The task:
Skip every image and restate the data word for word.

Supplied records:
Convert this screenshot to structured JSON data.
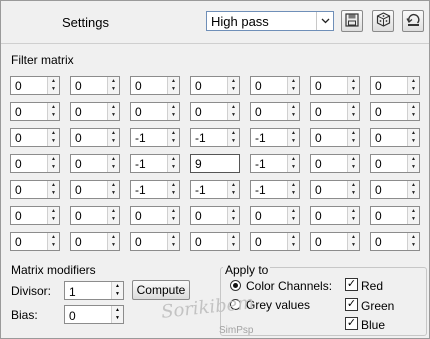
{
  "header": {
    "settings_label": "Settings",
    "preset_value": "High pass"
  },
  "toolbar": {
    "icons": [
      "save-icon",
      "randomize-icon",
      "reset-icon"
    ]
  },
  "filter_matrix": {
    "title": "Filter matrix",
    "rows": [
      [
        "0",
        "0",
        "0",
        "0",
        "0",
        "0",
        "0"
      ],
      [
        "0",
        "0",
        "0",
        "0",
        "0",
        "0",
        "0"
      ],
      [
        "0",
        "0",
        "-1",
        "-1",
        "-1",
        "0",
        "0"
      ],
      [
        "0",
        "0",
        "-1",
        "9",
        "-1",
        "0",
        "0"
      ],
      [
        "0",
        "0",
        "-1",
        "-1",
        "-1",
        "0",
        "0"
      ],
      [
        "0",
        "0",
        "0",
        "0",
        "0",
        "0",
        "0"
      ],
      [
        "0",
        "0",
        "0",
        "0",
        "0",
        "0",
        "0"
      ]
    ]
  },
  "modifiers": {
    "title": "Matrix modifiers",
    "divisor_label": "Divisor:",
    "divisor_value": "1",
    "compute_label": "Compute",
    "bias_label": "Bias:",
    "bias_value": "0"
  },
  "apply_to": {
    "title": "Apply to",
    "color_channels_label": "Color Channels:",
    "color_channels_selected": true,
    "grey_values_label": "Grey values",
    "grey_values_selected": false,
    "channels": [
      {
        "label": "Red",
        "checked": true
      },
      {
        "label": "Green",
        "checked": true
      },
      {
        "label": "Blue",
        "checked": true
      }
    ]
  },
  "watermark": {
    "signature": "Sorikibem",
    "subtext": "SimPsp"
  }
}
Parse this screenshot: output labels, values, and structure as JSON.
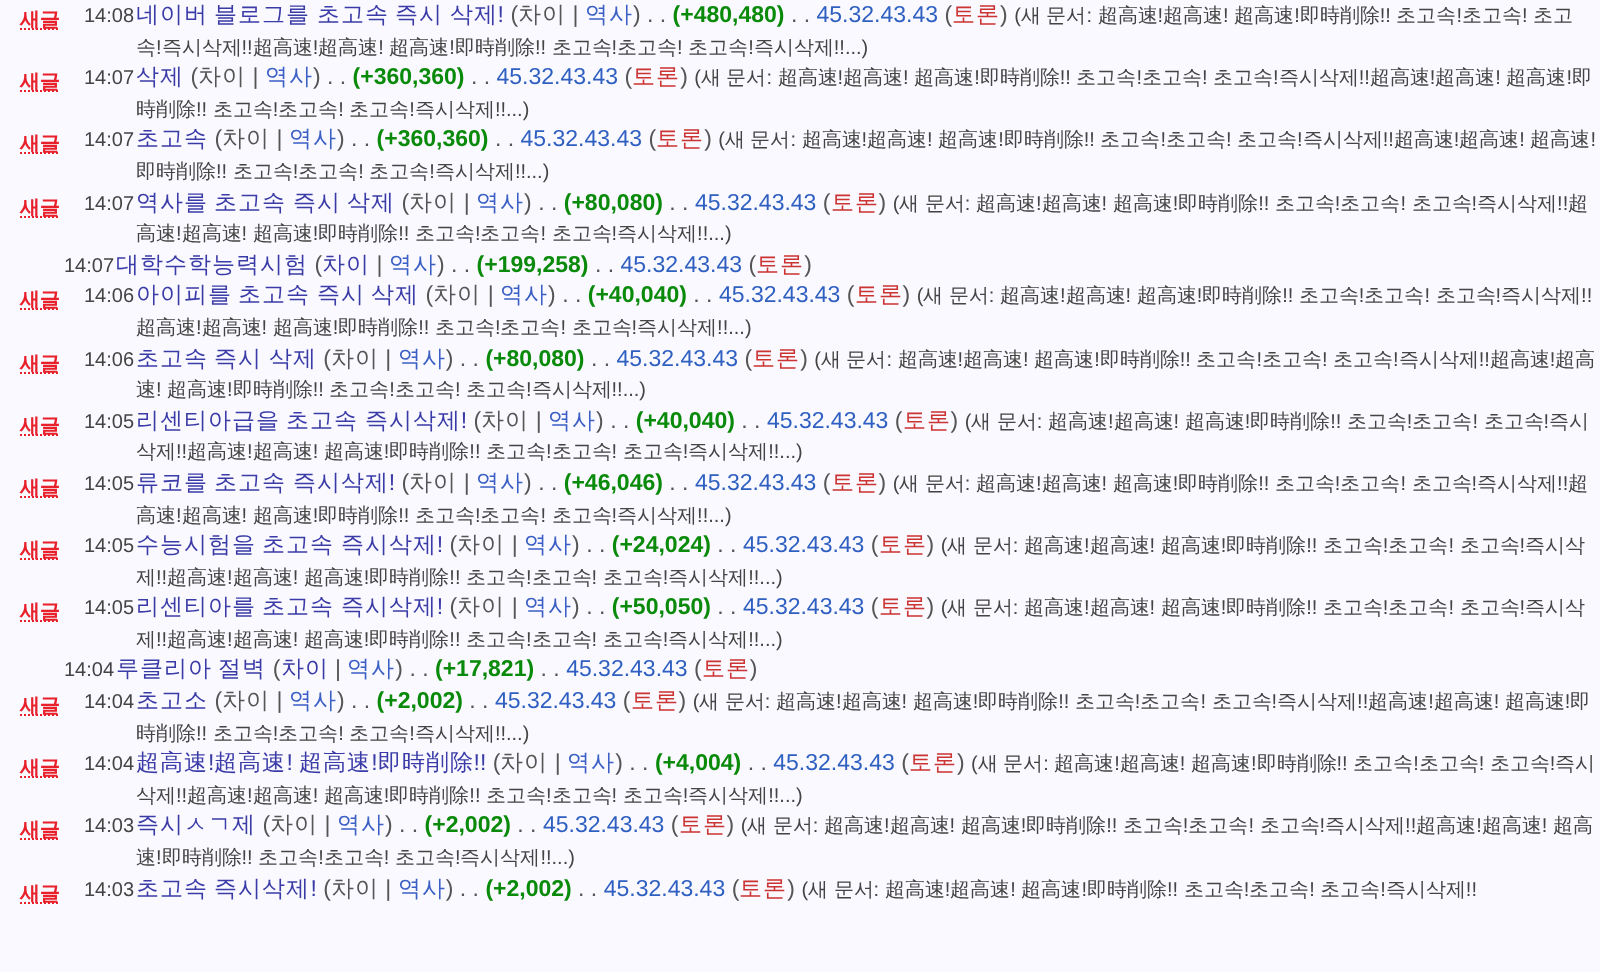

The solution:
Convert this screenshot to structured JSON data.
{
  "header": {
    "settings_label": "Settings",
    "preset_value": "High pass"
  },
  "toolbar": {
    "icons": [
      "save-icon",
      "randomize-icon",
      "reset-icon"
    ]
  },
  "filter_matrix": {
    "title": "Filter matrix",
    "rows": [
      [
        "0",
        "0",
        "0",
        "0",
        "0",
        "0",
        "0"
      ],
      [
        "0",
        "0",
        "0",
        "0",
        "0",
        "0",
        "0"
      ],
      [
        "0",
        "0",
        "-1",
        "-1",
        "-1",
        "0",
        "0"
      ],
      [
        "0",
        "0",
        "-1",
        "9",
        "-1",
        "0",
        "0"
      ],
      [
        "0",
        "0",
        "-1",
        "-1",
        "-1",
        "0",
        "0"
      ],
      [
        "0",
        "0",
        "0",
        "0",
        "0",
        "0",
        "0"
      ],
      [
        "0",
        "0",
        "0",
        "0",
        "0",
        "0",
        "0"
      ]
    ]
  },
  "modifiers": {
    "title": "Matrix modifiers",
    "divisor_label": "Divisor:",
    "divisor_value": "1",
    "compute_label": "Compute",
    "bias_label": "Bias:",
    "bias_value": "0"
  },
  "apply_to": {
    "title": "Apply to",
    "color_channels_label": "Color Channels:",
    "color_channels_selected": true,
    "grey_values_label": "Grey values",
    "grey_values_selected": false,
    "channels": [
      {
        "label": "Red",
        "checked": true
      },
      {
        "label": "Green",
        "checked": true
      },
      {
        "label": "Blue",
        "checked": true
      }
    ]
  },
  "watermark": {
    "signature": "Sorikibem",
    "subtext": "SimPsp"
  }
}
Parse this screenshot: output labels, values, and structure as JSON.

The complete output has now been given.